Print the entries below word for word; the pictures stay out of your copy.

Dataset items
══════════

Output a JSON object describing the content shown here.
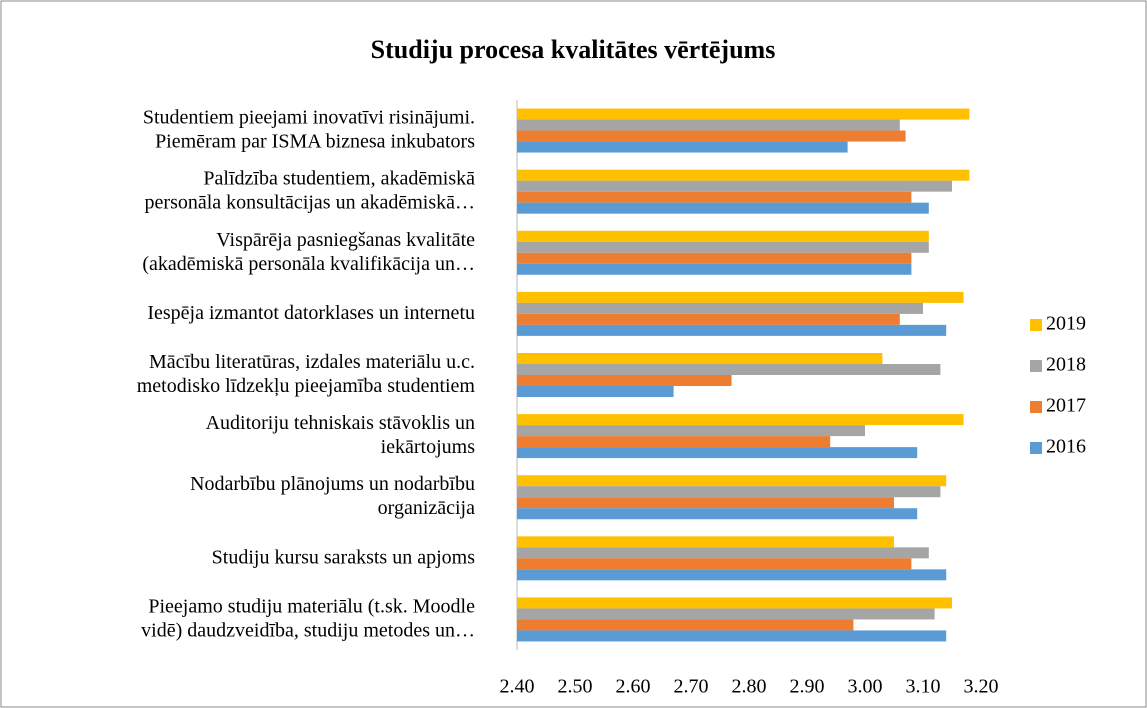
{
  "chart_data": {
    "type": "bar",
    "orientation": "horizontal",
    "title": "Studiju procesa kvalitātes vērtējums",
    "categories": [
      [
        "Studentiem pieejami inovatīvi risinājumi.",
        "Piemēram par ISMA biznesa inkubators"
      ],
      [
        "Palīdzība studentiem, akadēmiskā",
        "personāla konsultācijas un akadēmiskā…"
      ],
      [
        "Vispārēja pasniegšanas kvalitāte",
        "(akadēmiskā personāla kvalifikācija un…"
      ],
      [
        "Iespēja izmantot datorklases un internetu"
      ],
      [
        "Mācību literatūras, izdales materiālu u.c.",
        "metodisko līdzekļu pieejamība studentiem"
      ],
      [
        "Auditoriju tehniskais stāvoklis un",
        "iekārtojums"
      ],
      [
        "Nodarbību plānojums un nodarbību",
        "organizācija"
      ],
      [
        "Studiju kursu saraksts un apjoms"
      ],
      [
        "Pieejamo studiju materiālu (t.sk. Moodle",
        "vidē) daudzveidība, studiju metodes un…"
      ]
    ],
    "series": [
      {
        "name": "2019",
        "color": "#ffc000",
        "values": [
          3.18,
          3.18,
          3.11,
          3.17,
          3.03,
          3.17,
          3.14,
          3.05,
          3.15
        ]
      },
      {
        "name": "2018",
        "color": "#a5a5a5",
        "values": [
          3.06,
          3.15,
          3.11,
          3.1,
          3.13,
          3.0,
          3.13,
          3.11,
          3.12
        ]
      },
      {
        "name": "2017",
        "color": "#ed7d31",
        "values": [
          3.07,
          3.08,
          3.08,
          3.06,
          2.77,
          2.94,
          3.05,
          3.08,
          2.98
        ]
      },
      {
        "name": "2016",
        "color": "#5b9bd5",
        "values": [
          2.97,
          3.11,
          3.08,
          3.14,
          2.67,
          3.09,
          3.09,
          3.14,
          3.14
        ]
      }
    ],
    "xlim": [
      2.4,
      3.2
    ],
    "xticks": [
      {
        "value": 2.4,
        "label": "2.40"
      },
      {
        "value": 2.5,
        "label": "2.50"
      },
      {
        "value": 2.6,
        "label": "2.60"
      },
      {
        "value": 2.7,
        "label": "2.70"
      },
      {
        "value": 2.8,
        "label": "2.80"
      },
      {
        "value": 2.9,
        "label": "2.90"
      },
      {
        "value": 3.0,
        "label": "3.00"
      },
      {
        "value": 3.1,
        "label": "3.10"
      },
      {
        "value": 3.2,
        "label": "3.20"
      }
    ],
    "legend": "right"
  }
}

══════════

Task solution ->
Output a JSON object describing the content shown here.
{
  "chart_data": {
    "type": "bar",
    "orientation": "horizontal",
    "title": "Studiju procesa kvalitātes vērtējums",
    "categories": [
      [
        "Studentiem pieejami inovatīvi risinājumi.",
        "Piemēram par ISMA biznesa inkubators"
      ],
      [
        "Palīdzība studentiem, akadēmiskā",
        "personāla konsultācijas un akadēmiskā…"
      ],
      [
        "Vispārēja pasniegšanas kvalitāte",
        "(akadēmiskā personāla kvalifikācija un…"
      ],
      [
        "Iespēja izmantot datorklases un internetu"
      ],
      [
        "Mācību literatūras, izdales materiālu u.c.",
        "metodisko līdzekļu pieejamība studentiem"
      ],
      [
        "Auditoriju tehniskais stāvoklis un",
        "iekārtojums"
      ],
      [
        "Nodarbību plānojums un nodarbību",
        "organizācija"
      ],
      [
        "Studiju kursu saraksts un apjoms"
      ],
      [
        "Pieejamo studiju materiālu (t.sk. Moodle",
        "vidē) daudzveidība, studiju metodes un…"
      ]
    ],
    "series": [
      {
        "name": "2019",
        "color": "#ffc000",
        "values": [
          3.18,
          3.18,
          3.11,
          3.17,
          3.03,
          3.17,
          3.14,
          3.05,
          3.15
        ]
      },
      {
        "name": "2018",
        "color": "#a5a5a5",
        "values": [
          3.06,
          3.15,
          3.11,
          3.1,
          3.13,
          3.0,
          3.13,
          3.11,
          3.12
        ]
      },
      {
        "name": "2017",
        "color": "#ed7d31",
        "values": [
          3.07,
          3.08,
          3.08,
          3.06,
          2.77,
          2.94,
          3.05,
          3.08,
          2.98
        ]
      },
      {
        "name": "2016",
        "color": "#5b9bd5",
        "values": [
          2.97,
          3.11,
          3.08,
          3.14,
          2.67,
          3.09,
          3.09,
          3.14,
          3.14
        ]
      }
    ],
    "xlim": [
      2.4,
      3.2
    ],
    "xticks": [
      {
        "value": 2.4,
        "label": "2.40"
      },
      {
        "value": 2.5,
        "label": "2.50"
      },
      {
        "value": 2.6,
        "label": "2.60"
      },
      {
        "value": 2.7,
        "label": "2.70"
      },
      {
        "value": 2.8,
        "label": "2.80"
      },
      {
        "value": 2.9,
        "label": "2.90"
      },
      {
        "value": 3.0,
        "label": "3.00"
      },
      {
        "value": 3.1,
        "label": "3.10"
      },
      {
        "value": 3.2,
        "label": "3.20"
      }
    ],
    "legend": "right"
  }
}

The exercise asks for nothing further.